TASK OBJECTIVE:
Gather all lines with the word "Деньги" in them.

** BEGIN LISTED RECORDS **

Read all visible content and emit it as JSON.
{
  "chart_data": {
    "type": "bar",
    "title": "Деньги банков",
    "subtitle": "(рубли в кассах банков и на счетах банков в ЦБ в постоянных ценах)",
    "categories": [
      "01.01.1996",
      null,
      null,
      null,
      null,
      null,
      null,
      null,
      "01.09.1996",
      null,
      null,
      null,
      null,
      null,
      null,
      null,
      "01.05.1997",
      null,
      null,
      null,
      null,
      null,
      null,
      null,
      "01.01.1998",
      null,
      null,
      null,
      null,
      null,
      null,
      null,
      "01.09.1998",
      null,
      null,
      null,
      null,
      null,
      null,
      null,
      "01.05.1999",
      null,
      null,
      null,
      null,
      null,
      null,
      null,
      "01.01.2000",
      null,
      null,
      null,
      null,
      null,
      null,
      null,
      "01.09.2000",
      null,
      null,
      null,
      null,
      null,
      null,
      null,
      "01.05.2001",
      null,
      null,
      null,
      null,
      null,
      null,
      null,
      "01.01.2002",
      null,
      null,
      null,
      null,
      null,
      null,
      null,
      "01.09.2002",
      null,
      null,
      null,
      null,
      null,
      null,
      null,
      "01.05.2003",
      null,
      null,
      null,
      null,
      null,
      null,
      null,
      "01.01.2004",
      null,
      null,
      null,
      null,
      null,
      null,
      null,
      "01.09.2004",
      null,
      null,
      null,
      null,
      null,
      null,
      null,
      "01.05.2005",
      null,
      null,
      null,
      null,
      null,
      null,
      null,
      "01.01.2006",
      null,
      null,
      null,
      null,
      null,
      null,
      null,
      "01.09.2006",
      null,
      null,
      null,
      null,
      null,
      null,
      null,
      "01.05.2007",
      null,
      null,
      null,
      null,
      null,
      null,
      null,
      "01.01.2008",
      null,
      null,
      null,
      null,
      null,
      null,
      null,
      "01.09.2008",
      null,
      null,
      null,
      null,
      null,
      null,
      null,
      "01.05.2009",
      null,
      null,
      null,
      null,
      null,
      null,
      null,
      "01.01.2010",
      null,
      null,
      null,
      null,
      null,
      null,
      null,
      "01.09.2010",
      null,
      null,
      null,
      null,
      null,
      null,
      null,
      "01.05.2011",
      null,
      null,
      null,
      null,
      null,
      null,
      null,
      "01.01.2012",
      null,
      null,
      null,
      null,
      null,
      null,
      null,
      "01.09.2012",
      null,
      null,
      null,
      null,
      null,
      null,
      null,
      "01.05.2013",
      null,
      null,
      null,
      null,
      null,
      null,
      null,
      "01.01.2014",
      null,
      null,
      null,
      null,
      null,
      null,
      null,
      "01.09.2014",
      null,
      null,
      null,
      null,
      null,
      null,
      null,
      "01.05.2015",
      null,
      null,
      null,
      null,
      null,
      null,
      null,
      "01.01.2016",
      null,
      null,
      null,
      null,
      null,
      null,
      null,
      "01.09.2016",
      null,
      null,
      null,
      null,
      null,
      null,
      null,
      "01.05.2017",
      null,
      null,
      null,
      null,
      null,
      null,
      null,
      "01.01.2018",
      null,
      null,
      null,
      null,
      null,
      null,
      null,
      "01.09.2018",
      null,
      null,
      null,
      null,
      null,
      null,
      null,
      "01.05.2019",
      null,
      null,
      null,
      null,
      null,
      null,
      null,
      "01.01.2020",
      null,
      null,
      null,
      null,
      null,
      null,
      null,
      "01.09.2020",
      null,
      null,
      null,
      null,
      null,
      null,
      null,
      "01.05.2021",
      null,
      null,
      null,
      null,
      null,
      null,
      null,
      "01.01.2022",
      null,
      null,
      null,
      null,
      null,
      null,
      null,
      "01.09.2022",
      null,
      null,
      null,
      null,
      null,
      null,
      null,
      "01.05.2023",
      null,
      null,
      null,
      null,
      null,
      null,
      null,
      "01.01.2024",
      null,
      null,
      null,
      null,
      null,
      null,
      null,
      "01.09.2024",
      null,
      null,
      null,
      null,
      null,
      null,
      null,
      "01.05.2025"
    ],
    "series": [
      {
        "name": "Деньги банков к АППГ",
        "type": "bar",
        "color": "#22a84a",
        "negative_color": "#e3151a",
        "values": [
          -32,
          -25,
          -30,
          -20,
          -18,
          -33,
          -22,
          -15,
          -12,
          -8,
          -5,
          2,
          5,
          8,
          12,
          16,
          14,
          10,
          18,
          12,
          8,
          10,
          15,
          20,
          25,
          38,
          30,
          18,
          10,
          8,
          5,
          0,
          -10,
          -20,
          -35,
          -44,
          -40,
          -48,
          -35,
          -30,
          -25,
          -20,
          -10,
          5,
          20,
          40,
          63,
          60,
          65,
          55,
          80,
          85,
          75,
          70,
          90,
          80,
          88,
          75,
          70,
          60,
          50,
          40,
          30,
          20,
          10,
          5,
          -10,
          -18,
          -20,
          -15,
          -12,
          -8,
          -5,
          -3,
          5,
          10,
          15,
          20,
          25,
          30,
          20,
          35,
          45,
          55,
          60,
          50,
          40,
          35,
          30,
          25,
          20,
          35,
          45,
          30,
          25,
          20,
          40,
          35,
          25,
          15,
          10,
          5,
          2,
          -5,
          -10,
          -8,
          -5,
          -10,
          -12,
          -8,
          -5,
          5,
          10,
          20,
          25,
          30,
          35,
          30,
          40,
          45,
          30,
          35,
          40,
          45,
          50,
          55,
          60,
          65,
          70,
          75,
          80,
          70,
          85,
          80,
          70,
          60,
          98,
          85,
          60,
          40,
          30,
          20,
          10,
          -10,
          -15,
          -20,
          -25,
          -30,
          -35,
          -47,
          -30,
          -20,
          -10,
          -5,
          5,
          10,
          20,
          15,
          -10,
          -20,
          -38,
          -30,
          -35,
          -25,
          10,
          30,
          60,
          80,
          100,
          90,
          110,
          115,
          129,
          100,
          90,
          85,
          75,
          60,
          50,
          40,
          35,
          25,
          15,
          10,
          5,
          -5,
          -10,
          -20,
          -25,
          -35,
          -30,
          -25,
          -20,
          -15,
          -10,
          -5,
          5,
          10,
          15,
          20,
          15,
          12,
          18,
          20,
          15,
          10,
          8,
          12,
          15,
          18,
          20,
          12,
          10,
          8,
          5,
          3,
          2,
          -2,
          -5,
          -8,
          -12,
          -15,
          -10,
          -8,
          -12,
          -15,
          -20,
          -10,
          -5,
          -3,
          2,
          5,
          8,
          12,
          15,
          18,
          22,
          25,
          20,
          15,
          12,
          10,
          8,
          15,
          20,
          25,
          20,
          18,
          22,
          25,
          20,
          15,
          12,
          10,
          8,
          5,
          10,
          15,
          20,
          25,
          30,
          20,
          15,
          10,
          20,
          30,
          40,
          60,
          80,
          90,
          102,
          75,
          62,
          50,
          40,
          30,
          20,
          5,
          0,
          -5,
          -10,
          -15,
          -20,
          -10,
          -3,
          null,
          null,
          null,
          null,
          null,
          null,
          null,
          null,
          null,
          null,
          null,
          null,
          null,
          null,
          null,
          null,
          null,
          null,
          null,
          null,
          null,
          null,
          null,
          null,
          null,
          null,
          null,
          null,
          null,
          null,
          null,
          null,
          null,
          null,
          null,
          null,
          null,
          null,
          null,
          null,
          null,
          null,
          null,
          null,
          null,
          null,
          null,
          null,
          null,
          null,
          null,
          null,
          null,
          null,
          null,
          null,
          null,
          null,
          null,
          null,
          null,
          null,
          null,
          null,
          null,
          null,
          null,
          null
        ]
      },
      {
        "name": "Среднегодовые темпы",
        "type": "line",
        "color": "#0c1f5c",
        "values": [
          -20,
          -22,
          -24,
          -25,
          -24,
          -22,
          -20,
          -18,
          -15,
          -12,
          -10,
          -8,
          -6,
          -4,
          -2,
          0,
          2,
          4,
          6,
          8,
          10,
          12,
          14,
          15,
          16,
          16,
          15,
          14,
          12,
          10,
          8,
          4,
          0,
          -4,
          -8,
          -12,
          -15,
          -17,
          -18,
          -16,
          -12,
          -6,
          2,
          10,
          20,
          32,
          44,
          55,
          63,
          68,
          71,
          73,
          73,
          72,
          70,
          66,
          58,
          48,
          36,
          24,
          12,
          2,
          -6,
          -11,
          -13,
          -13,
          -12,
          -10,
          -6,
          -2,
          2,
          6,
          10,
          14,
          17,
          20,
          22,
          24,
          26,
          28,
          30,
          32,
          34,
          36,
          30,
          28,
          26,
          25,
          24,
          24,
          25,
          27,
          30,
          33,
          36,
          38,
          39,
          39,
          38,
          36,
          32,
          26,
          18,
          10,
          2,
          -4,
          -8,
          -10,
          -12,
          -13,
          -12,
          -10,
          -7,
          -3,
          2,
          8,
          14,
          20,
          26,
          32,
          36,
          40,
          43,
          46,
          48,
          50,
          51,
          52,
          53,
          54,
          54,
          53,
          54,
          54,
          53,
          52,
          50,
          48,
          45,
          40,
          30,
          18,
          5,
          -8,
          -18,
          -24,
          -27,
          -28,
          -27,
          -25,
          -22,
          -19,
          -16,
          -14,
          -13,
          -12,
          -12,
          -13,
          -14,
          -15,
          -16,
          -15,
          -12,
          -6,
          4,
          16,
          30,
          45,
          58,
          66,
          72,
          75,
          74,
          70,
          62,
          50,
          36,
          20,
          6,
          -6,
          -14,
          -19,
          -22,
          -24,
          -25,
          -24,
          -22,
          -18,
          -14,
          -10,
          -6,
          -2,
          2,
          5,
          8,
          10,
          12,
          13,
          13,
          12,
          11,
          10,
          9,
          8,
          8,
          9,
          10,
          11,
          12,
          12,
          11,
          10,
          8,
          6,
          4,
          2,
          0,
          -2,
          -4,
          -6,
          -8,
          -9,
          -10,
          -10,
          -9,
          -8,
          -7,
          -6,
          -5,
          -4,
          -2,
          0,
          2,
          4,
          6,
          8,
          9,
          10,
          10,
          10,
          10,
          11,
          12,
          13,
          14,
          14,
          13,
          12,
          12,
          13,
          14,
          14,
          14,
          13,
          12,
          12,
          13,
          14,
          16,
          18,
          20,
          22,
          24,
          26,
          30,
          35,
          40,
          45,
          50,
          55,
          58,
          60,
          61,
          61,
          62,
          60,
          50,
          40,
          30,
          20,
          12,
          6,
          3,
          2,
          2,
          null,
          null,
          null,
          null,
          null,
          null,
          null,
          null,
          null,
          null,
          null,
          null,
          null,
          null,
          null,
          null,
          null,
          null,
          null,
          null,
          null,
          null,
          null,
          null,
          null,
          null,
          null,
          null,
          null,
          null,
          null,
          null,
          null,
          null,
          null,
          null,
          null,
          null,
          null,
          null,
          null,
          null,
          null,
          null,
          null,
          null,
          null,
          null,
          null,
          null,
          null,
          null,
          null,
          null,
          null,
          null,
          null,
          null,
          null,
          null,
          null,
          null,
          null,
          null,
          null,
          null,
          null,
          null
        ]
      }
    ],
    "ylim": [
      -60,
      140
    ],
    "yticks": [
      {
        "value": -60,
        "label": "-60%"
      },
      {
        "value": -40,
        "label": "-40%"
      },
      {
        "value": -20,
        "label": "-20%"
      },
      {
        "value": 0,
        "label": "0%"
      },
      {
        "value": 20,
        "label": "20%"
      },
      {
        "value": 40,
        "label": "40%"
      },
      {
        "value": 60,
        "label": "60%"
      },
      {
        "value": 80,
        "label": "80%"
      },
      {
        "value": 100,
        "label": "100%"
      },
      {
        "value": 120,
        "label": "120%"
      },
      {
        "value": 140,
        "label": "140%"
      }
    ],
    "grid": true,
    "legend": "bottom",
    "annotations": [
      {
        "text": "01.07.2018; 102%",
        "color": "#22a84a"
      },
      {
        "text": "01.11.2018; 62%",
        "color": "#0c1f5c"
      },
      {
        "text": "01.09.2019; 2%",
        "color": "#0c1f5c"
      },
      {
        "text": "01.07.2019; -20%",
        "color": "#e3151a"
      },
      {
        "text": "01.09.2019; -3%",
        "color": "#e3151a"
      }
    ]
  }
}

** END LISTED RECORDS **

THE RESULT:
    "title": "Деньги банков",
        "name": "Деньги банков к АППГ",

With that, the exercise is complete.